◆ **Task to carry out**
Copy the records below exactly, leaving out every picture.

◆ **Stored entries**
__________
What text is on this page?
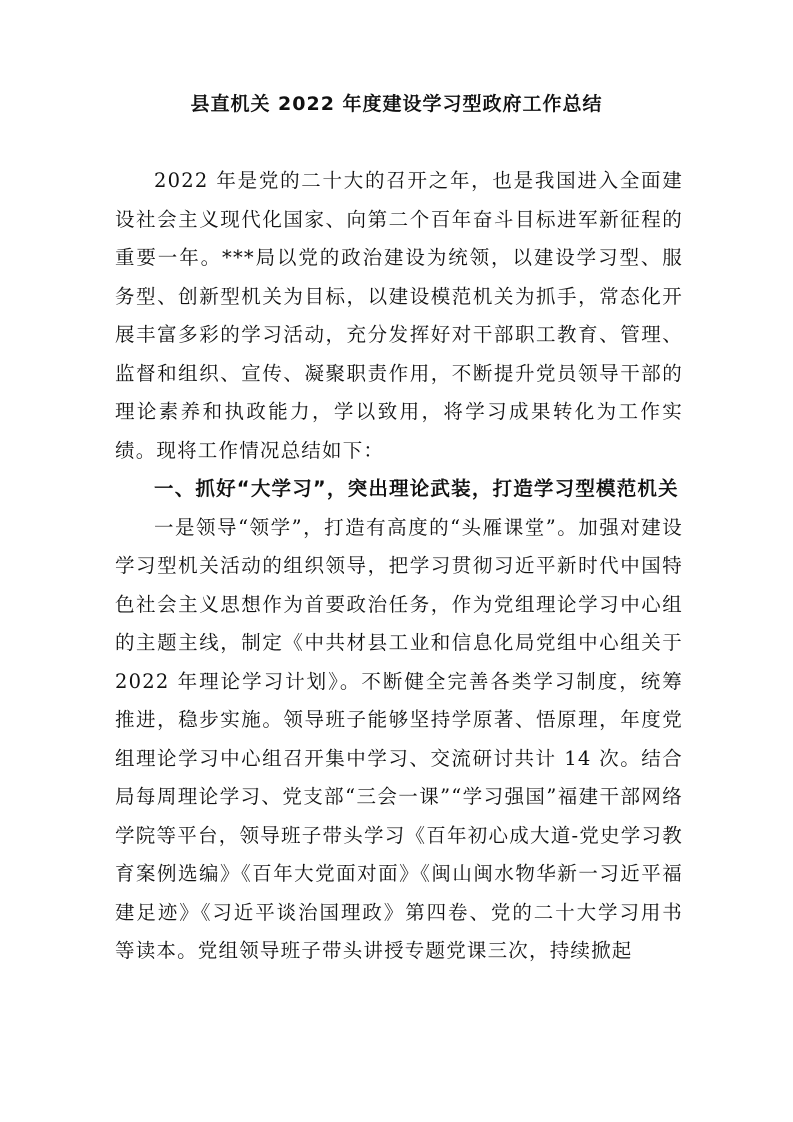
县直机关 2022 年度建设学习型政府工作总结

2022 年是党的二十大的召开之年，也是我国进入全面建设社会主义现代化国家、向第二个百年奋斗目标进军新征程的重要一年。***局以党的政治建设为统领，以建设学习型、服务型、创新型机关为目标，以建设模范机关为抓手，常态化开展丰富多彩的学习活动，充分发挥好对干部职工教育、管理、监督和组织、宣传、凝聚职责作用，不断提升党员领导干部的理论素养和执政能力，学以致用，将学习成果转化为工作实绩。现将工作情况总结如下：

一、抓好“大学习”，突出理论武装，打造学习型模范机关

一是领导“领学”，打造有高度的“头雁课堂”。加强对建设学习型机关活动的组织领导，把学习贯彻习近平新时代中国特色社会主义思想作为首要政治任务，作为党组理论学习中心组的主题主线，制定《中共材县工业和信息化局党组中心组关于 2022 年理论学习计划》。不断健全完善各类学习制度，统筹推进，稳步实施。领导班子能够坚持学原著、悟原理，年度党组理论学习中心组召开集中学习、交流研讨共计 14 次。结合局每周理论学习、党支部“三会一课”“学习强国”福建干部网络学院等平台，领导班子带头学习《百年初心成大道-党史学习教育案例选编》《百年大党面对面》《闽山闽水物华新一习近平福建足迹》《习近平谈治国理政》第四卷、党的二十大学习用书等读本。党组领导班子带头讲授专题党课三次，持续掀起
__________
◆ **Output for this exercise**
What text is on this page?
县直机关 2022 年度建设学习型政府工作总结

2022 年是党的二十大的召开之年，也是我国进入全面建设社会主义现代化国家、向第二个百年奋斗目标进军新征程的重要一年。***局以党的政治建设为统领，以建设学习型、服务型、创新型机关为目标，以建设模范机关为抓手，常态化开展丰富多彩的学习活动，充分发挥好对干部职工教育、管理、监督和组织、宣传、凝聚职责作用，不断提升党员领导干部的理论素养和执政能力，学以致用，将学习成果转化为工作实绩。现将工作情况总结如下：

一、抓好“大学习”，突出理论武装，打造学习型模范机关

一是领导“领学”，打造有高度的“头雁课堂”。加强对建设学习型机关活动的组织领导，把学习贯彻习近平新时代中国特色社会主义思想作为首要政治任务，作为党组理论学习中心组的主题主线，制定《中共材县工业和信息化局党组中心组关于 2022 年理论学习计划》。不断健全完善各类学习制度，统筹推进，稳步实施。领导班子能够坚持学原著、悟原理，年度党组理论学习中心组召开集中学习、交流研讨共计 14 次。结合局每周理论学习、党支部“三会一课”“学习强国”福建干部网络学院等平台，领导班子带头学习《百年初心成大道-党史学习教育案例选编》《百年大党面对面》《闽山闽水物华新一习近平福建足迹》《习近平谈治国理政》第四卷、党的二十大学习用书等读本。党组领导班子带头讲授专题党课三次，持续掀起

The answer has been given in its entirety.